> DESCRIPTION OF THE TASK: Take the line containing "Output a JSON object describing the text", the line containing "Enumerate this screenshot's", and all lines between them, and transcribe them exactly. Leave out pictures.

[Chart and figure data]
↓↓↓

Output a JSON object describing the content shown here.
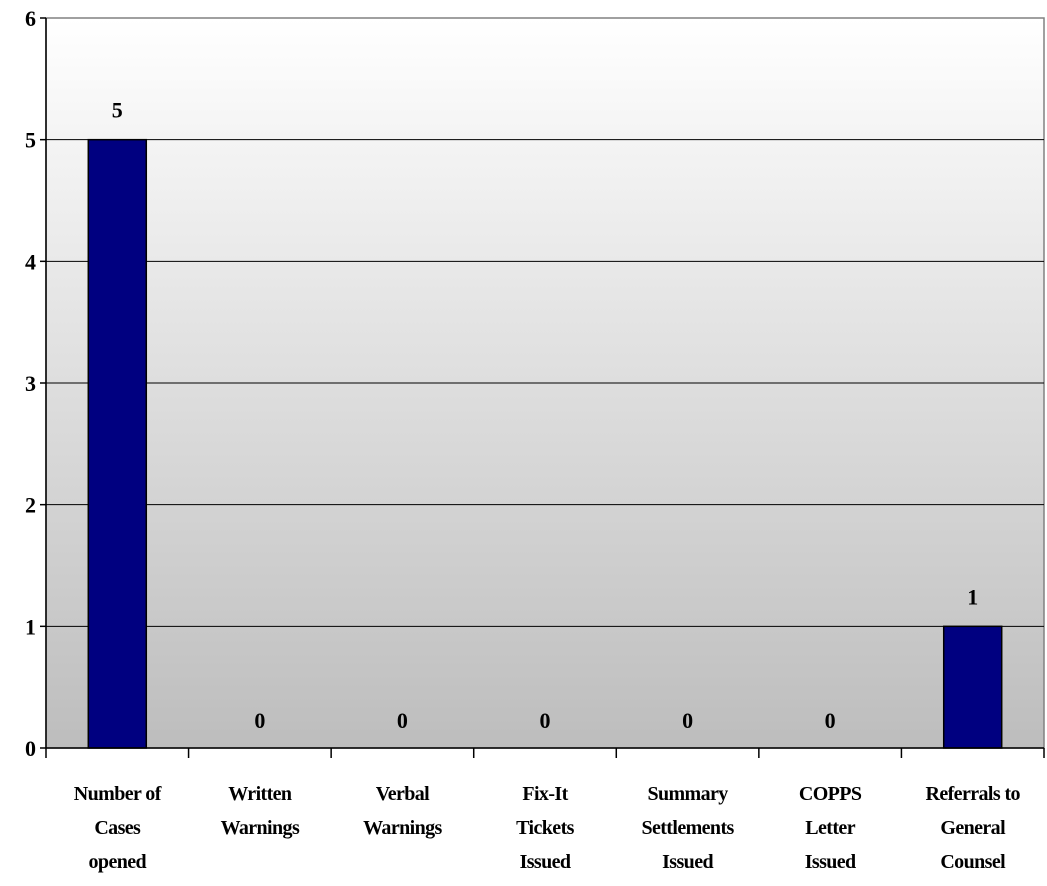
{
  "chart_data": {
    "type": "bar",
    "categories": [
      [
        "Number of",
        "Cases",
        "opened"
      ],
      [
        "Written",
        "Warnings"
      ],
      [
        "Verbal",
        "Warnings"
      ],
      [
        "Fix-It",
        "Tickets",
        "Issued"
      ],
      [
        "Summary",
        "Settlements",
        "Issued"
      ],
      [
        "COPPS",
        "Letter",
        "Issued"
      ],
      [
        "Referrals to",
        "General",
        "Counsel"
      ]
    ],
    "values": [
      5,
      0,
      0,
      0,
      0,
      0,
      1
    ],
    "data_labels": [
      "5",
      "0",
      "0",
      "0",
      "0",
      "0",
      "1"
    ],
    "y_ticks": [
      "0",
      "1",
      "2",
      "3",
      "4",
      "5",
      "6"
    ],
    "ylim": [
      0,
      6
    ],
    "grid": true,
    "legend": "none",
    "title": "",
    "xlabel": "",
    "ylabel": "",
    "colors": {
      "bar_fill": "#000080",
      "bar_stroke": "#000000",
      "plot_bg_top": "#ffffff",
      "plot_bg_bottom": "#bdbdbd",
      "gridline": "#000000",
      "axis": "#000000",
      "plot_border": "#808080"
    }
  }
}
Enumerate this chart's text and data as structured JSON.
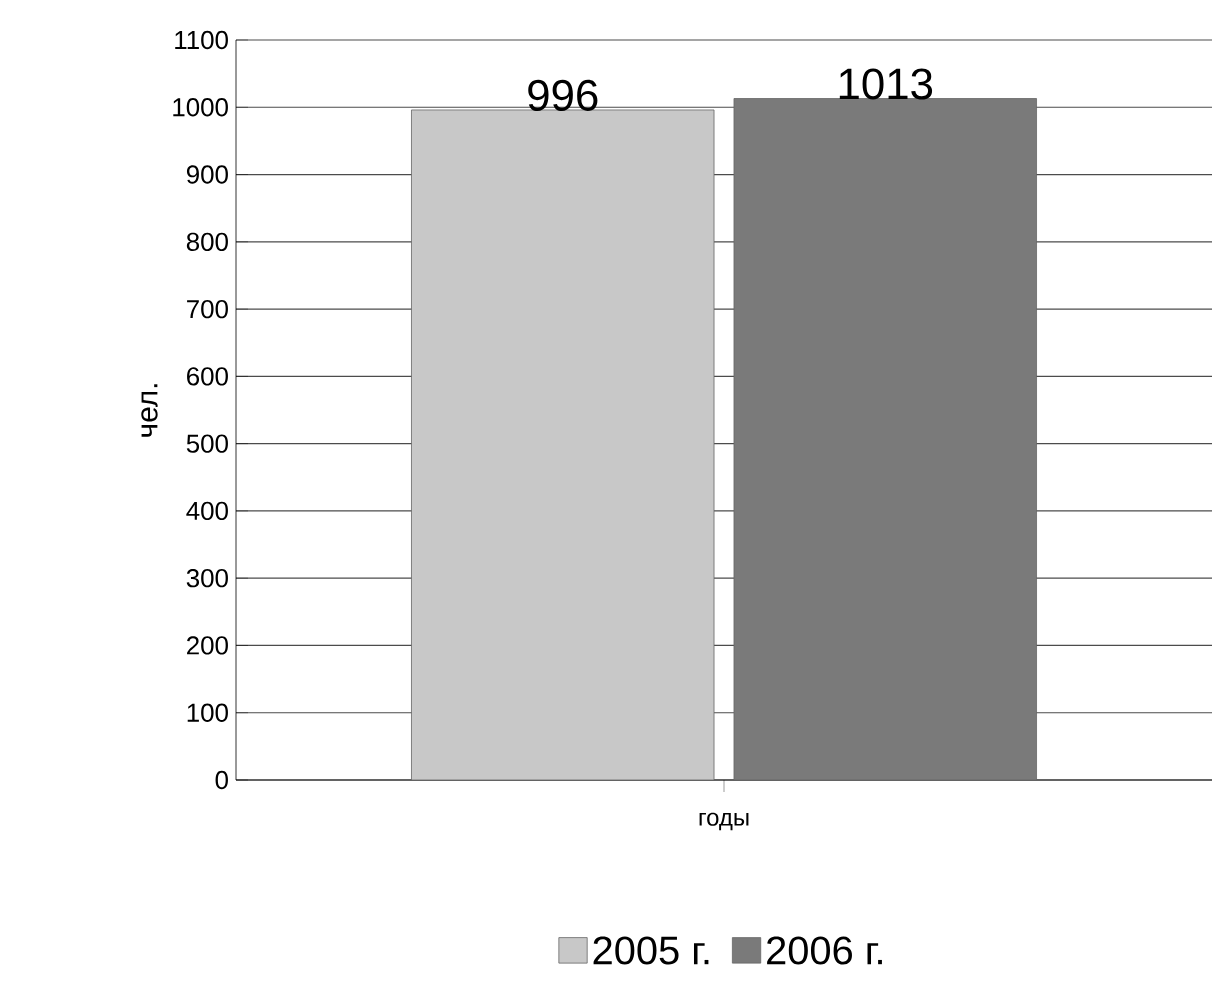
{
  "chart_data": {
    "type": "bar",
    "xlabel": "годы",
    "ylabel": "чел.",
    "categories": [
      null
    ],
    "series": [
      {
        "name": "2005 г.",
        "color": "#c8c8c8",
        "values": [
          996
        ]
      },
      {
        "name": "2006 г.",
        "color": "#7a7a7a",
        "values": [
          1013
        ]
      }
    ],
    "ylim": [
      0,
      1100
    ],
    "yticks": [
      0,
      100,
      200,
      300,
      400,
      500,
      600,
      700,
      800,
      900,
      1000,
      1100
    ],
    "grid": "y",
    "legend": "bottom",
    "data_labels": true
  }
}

↑↑↑
↓↓↓

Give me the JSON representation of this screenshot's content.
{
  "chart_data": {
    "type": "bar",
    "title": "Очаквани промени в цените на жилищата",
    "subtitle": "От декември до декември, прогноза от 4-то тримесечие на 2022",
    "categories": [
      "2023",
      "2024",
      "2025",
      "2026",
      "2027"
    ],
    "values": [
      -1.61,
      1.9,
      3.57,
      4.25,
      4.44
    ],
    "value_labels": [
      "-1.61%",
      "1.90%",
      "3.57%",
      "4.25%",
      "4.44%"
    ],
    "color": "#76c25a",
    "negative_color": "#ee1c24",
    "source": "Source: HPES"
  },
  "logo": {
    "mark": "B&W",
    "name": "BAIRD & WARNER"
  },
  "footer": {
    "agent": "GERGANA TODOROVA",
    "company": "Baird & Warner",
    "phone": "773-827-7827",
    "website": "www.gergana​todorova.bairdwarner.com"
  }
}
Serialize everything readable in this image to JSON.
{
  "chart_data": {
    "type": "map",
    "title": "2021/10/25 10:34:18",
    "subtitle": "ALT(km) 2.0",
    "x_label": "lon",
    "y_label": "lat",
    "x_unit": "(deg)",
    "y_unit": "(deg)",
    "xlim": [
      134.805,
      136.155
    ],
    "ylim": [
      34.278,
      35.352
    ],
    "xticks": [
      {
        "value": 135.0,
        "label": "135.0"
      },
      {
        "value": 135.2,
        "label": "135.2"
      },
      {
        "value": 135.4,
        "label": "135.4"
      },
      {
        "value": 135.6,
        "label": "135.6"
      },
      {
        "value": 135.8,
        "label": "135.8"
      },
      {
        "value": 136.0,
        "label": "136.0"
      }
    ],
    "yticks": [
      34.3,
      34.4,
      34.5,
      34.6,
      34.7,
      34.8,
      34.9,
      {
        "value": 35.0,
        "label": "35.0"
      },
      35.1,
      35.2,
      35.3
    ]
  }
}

↑↑↑
↓↓↓

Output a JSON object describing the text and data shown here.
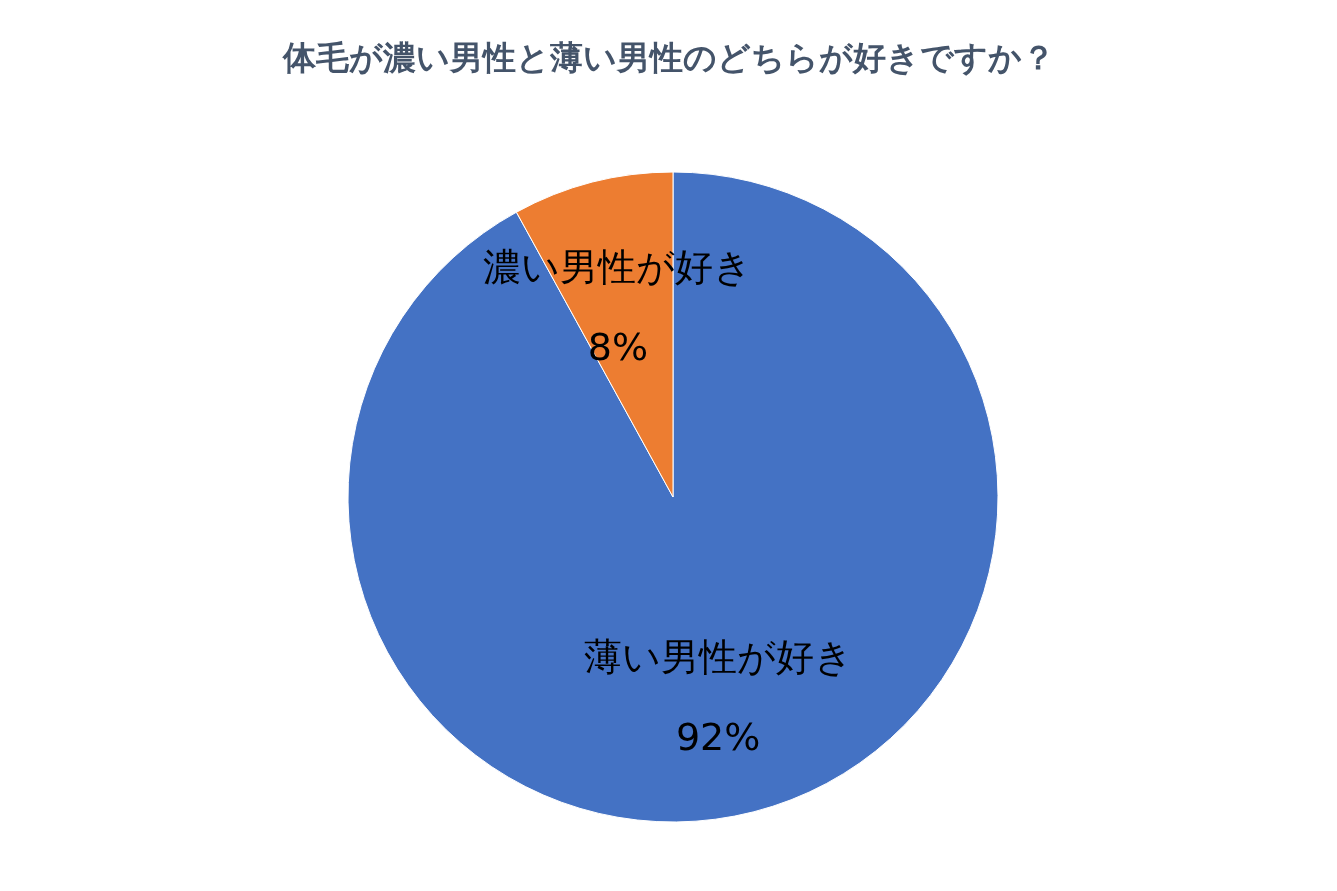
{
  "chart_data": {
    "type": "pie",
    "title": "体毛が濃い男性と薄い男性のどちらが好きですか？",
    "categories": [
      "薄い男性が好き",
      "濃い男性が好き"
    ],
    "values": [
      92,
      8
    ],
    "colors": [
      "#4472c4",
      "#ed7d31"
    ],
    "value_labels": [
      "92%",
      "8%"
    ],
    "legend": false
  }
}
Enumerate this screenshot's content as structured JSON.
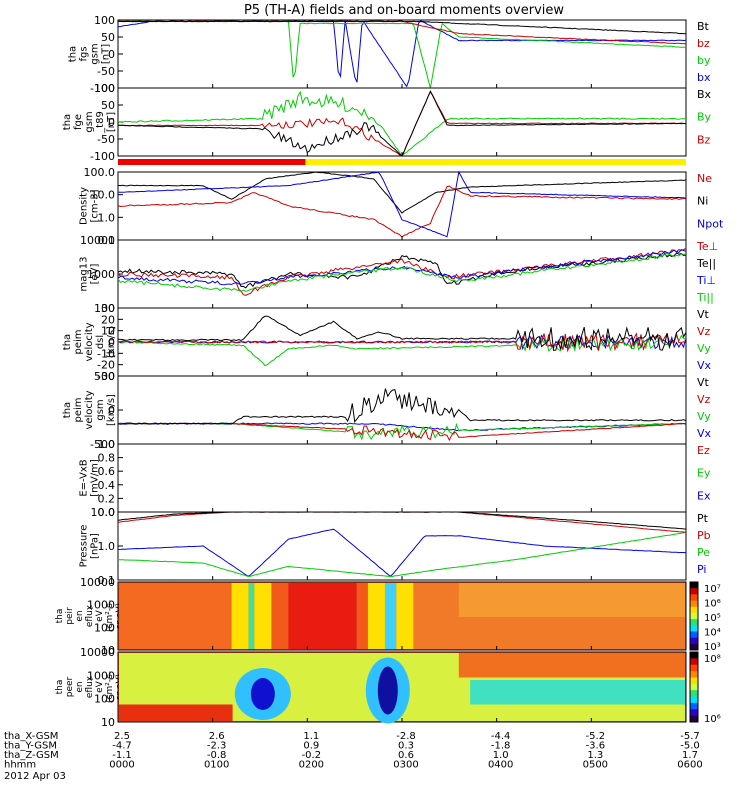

↑↑↑

> TASK RESPONSE:
Output a JSON object describing the text and data shown here.
{
  "chart_data": {
    "type": "pie",
    "title": "体毛が濃い男性と薄い男性のどちらが好きですか？",
    "categories": [
      "薄い男性が好き",
      "濃い男性が好き"
    ],
    "values": [
      92,
      8
    ],
    "colors": [
      "#4472c4",
      "#ed7d31"
    ],
    "value_labels": [
      "92%",
      "8%"
    ],
    "legend": false
  }
}
Enumerate this screenshot's content as structured JSON.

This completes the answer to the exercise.